* Prompt *
Without the images, print all the entries below exactly as given.

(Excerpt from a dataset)
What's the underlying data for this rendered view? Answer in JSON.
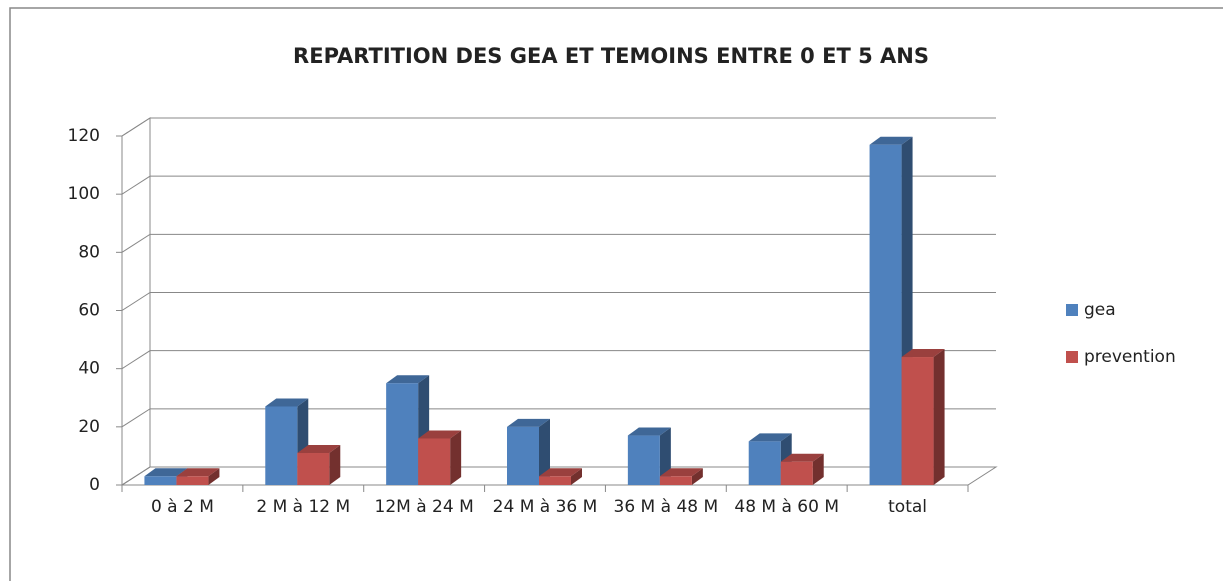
{
  "chart_data": {
    "type": "bar3d",
    "title": "REPARTITION DES GEA ET TEMOINS  ENTRE 0 ET 5 ANS",
    "categories": [
      "0 à 2 M",
      "2 M à 12 M",
      "12M à 24 M",
      "24 M à 36 M",
      "36 M à 48 M",
      "48 M à 60 M",
      "total"
    ],
    "series": [
      {
        "name": "gea",
        "color": "#4f81bd",
        "values": [
          3,
          27,
          35,
          20,
          17,
          15,
          117
        ]
      },
      {
        "name": "prevention",
        "color": "#c0504d",
        "values": [
          3,
          11,
          16,
          3,
          3,
          8,
          44
        ]
      }
    ],
    "ylim": [
      0,
      120
    ],
    "yticks": [
      0,
      20,
      40,
      60,
      80,
      100,
      120
    ],
    "grid": true,
    "legend": "right"
  }
}
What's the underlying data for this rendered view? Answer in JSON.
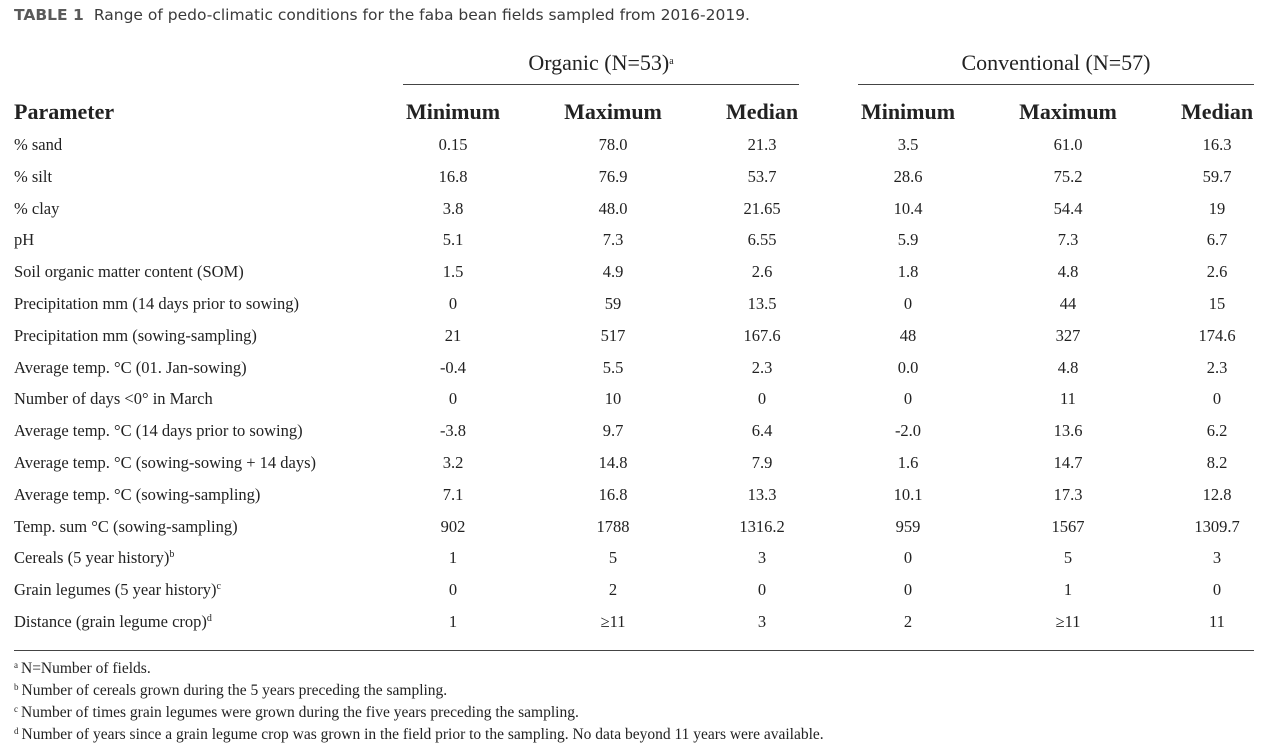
{
  "caption": {
    "label": "TABLE 1",
    "text": "Range of pedo-climatic conditions for the faba bean fields sampled from 2016-2019."
  },
  "groups": {
    "organic": {
      "label": "Organic (N=53)",
      "sup": "a"
    },
    "conventional": {
      "label": "Conventional (N=57)",
      "sup": ""
    }
  },
  "headers": {
    "parameter": "Parameter",
    "minimum": "Minimum",
    "maximum": "Maximum",
    "median": "Median"
  },
  "rows": [
    {
      "param": "% sand",
      "sup": "",
      "org": [
        "0.15",
        "78.0",
        "21.3"
      ],
      "conv": [
        "3.5",
        "61.0",
        "16.3"
      ]
    },
    {
      "param": "% silt",
      "sup": "",
      "org": [
        "16.8",
        "76.9",
        "53.7"
      ],
      "conv": [
        "28.6",
        "75.2",
        "59.7"
      ]
    },
    {
      "param": "% clay",
      "sup": "",
      "org": [
        "3.8",
        "48.0",
        "21.65"
      ],
      "conv": [
        "10.4",
        "54.4",
        "19"
      ]
    },
    {
      "param": "pH",
      "sup": "",
      "org": [
        "5.1",
        "7.3",
        "6.55"
      ],
      "conv": [
        "5.9",
        "7.3",
        "6.7"
      ]
    },
    {
      "param": "Soil organic matter content (SOM)",
      "sup": "",
      "org": [
        "1.5",
        "4.9",
        "2.6"
      ],
      "conv": [
        "1.8",
        "4.8",
        "2.6"
      ]
    },
    {
      "param": "Precipitation mm (14 days prior to sowing)",
      "sup": "",
      "org": [
        "0",
        "59",
        "13.5"
      ],
      "conv": [
        "0",
        "44",
        "15"
      ]
    },
    {
      "param": "Precipitation mm (sowing-sampling)",
      "sup": "",
      "org": [
        "21",
        "517",
        "167.6"
      ],
      "conv": [
        "48",
        "327",
        "174.6"
      ]
    },
    {
      "param": "Average temp. °C (01. Jan-sowing)",
      "sup": "",
      "org": [
        "-0.4",
        "5.5",
        "2.3"
      ],
      "conv": [
        "0.0",
        "4.8",
        "2.3"
      ]
    },
    {
      "param": "Number of days <0° in March",
      "sup": "",
      "org": [
        "0",
        "10",
        "0"
      ],
      "conv": [
        "0",
        "11",
        "0"
      ]
    },
    {
      "param": "Average temp. °C (14 days prior to sowing)",
      "sup": "",
      "org": [
        "-3.8",
        "9.7",
        "6.4"
      ],
      "conv": [
        "-2.0",
        "13.6",
        "6.2"
      ]
    },
    {
      "param": "Average temp. °C (sowing-sowing + 14 days)",
      "sup": "",
      "org": [
        "3.2",
        "14.8",
        "7.9"
      ],
      "conv": [
        "1.6",
        "14.7",
        "8.2"
      ]
    },
    {
      "param": "Average temp. °C (sowing-sampling)",
      "sup": "",
      "org": [
        "7.1",
        "16.8",
        "13.3"
      ],
      "conv": [
        "10.1",
        "17.3",
        "12.8"
      ]
    },
    {
      "param": "Temp. sum °C (sowing-sampling)",
      "sup": "",
      "org": [
        "902",
        "1788",
        "1316.2"
      ],
      "conv": [
        "959",
        "1567",
        "1309.7"
      ]
    },
    {
      "param": "Cereals (5 year history)",
      "sup": "b",
      "org": [
        "1",
        "5",
        "3"
      ],
      "conv": [
        "0",
        "5",
        "3"
      ]
    },
    {
      "param": "Grain legumes (5 year history)",
      "sup": "c",
      "org": [
        "0",
        "2",
        "0"
      ],
      "conv": [
        "0",
        "1",
        "0"
      ]
    },
    {
      "param": "Distance (grain legume crop)",
      "sup": "d",
      "org": [
        "1",
        "≥11",
        "3"
      ],
      "conv": [
        "2",
        "≥11",
        "11"
      ]
    }
  ],
  "footnotes": [
    {
      "mark": "a",
      "text": "N=Number of fields."
    },
    {
      "mark": "b",
      "text": "Number of cereals grown during the 5 years preceding the sampling."
    },
    {
      "mark": "c",
      "text": "Number of times grain legumes were grown during the five years preceding the sampling."
    },
    {
      "mark": "d",
      "text": "Number of years since a grain legume crop was grown in the field prior to the sampling. No data beyond 11 years were available."
    }
  ]
}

* Solved problem *
What's the underlying data for this rendered view? Answer in JSON.
{
  "chart_data": {
    "type": "bar3d",
    "title": "REPARTITION DES GEA ET TEMOINS  ENTRE 0 ET 5 ANS",
    "categories": [
      "0 à 2 M",
      "2 M à 12 M",
      "12M à 24 M",
      "24 M à 36 M",
      "36 M à 48 M",
      "48 M à 60 M",
      "total"
    ],
    "series": [
      {
        "name": "gea",
        "color": "#4f81bd",
        "values": [
          3,
          27,
          35,
          20,
          17,
          15,
          117
        ]
      },
      {
        "name": "prevention",
        "color": "#c0504d",
        "values": [
          3,
          11,
          16,
          3,
          3,
          8,
          44
        ]
      }
    ],
    "ylim": [
      0,
      120
    ],
    "yticks": [
      0,
      20,
      40,
      60,
      80,
      100,
      120
    ],
    "grid": true,
    "legend": "right"
  }
}
What's the underlying data for this rendered view? Answer in JSON.
{
  "caption": {
    "label": "TABLE 1",
    "text": "Range of pedo-climatic conditions for the faba bean fields sampled from 2016-2019."
  },
  "groups": {
    "organic": {
      "label": "Organic (N=53)",
      "sup": "a"
    },
    "conventional": {
      "label": "Conventional (N=57)",
      "sup": ""
    }
  },
  "headers": {
    "parameter": "Parameter",
    "minimum": "Minimum",
    "maximum": "Maximum",
    "median": "Median"
  },
  "rows": [
    {
      "param": "% sand",
      "sup": "",
      "org": [
        "0.15",
        "78.0",
        "21.3"
      ],
      "conv": [
        "3.5",
        "61.0",
        "16.3"
      ]
    },
    {
      "param": "% silt",
      "sup": "",
      "org": [
        "16.8",
        "76.9",
        "53.7"
      ],
      "conv": [
        "28.6",
        "75.2",
        "59.7"
      ]
    },
    {
      "param": "% clay",
      "sup": "",
      "org": [
        "3.8",
        "48.0",
        "21.65"
      ],
      "conv": [
        "10.4",
        "54.4",
        "19"
      ]
    },
    {
      "param": "pH",
      "sup": "",
      "org": [
        "5.1",
        "7.3",
        "6.55"
      ],
      "conv": [
        "5.9",
        "7.3",
        "6.7"
      ]
    },
    {
      "param": "Soil organic matter content (SOM)",
      "sup": "",
      "org": [
        "1.5",
        "4.9",
        "2.6"
      ],
      "conv": [
        "1.8",
        "4.8",
        "2.6"
      ]
    },
    {
      "param": "Precipitation mm (14 days prior to sowing)",
      "sup": "",
      "org": [
        "0",
        "59",
        "13.5"
      ],
      "conv": [
        "0",
        "44",
        "15"
      ]
    },
    {
      "param": "Precipitation mm (sowing-sampling)",
      "sup": "",
      "org": [
        "21",
        "517",
        "167.6"
      ],
      "conv": [
        "48",
        "327",
        "174.6"
      ]
    },
    {
      "param": "Average temp. °C (01. Jan-sowing)",
      "sup": "",
      "org": [
        "-0.4",
        "5.5",
        "2.3"
      ],
      "conv": [
        "0.0",
        "4.8",
        "2.3"
      ]
    },
    {
      "param": "Number of days <0° in March",
      "sup": "",
      "org": [
        "0",
        "10",
        "0"
      ],
      "conv": [
        "0",
        "11",
        "0"
      ]
    },
    {
      "param": "Average temp. °C (14 days prior to sowing)",
      "sup": "",
      "org": [
        "-3.8",
        "9.7",
        "6.4"
      ],
      "conv": [
        "-2.0",
        "13.6",
        "6.2"
      ]
    },
    {
      "param": "Average temp. °C (sowing-sowing + 14 days)",
      "sup": "",
      "org": [
        "3.2",
        "14.8",
        "7.9"
      ],
      "conv": [
        "1.6",
        "14.7",
        "8.2"
      ]
    },
    {
      "param": "Average temp. °C (sowing-sampling)",
      "sup": "",
      "org": [
        "7.1",
        "16.8",
        "13.3"
      ],
      "conv": [
        "10.1",
        "17.3",
        "12.8"
      ]
    },
    {
      "param": "Temp. sum °C (sowing-sampling)",
      "sup": "",
      "org": [
        "902",
        "1788",
        "1316.2"
      ],
      "conv": [
        "959",
        "1567",
        "1309.7"
      ]
    },
    {
      "param": "Cereals (5 year history)",
      "sup": "b",
      "org": [
        "1",
        "5",
        "3"
      ],
      "conv": [
        "0",
        "5",
        "3"
      ]
    },
    {
      "param": "Grain legumes (5 year history)",
      "sup": "c",
      "org": [
        "0",
        "2",
        "0"
      ],
      "conv": [
        "0",
        "1",
        "0"
      ]
    },
    {
      "param": "Distance (grain legume crop)",
      "sup": "d",
      "org": [
        "1",
        "≥11",
        "3"
      ],
      "conv": [
        "2",
        "≥11",
        "11"
      ]
    }
  ],
  "footnotes": [
    {
      "mark": "a",
      "text": "N=Number of fields."
    },
    {
      "mark": "b",
      "text": "Number of cereals grown during the 5 years preceding the sampling."
    },
    {
      "mark": "c",
      "text": "Number of times grain legumes were grown during the five years preceding the sampling."
    },
    {
      "mark": "d",
      "text": "Number of years since a grain legume crop was grown in the field prior to the sampling. No data beyond 11 years were available."
    }
  ]
}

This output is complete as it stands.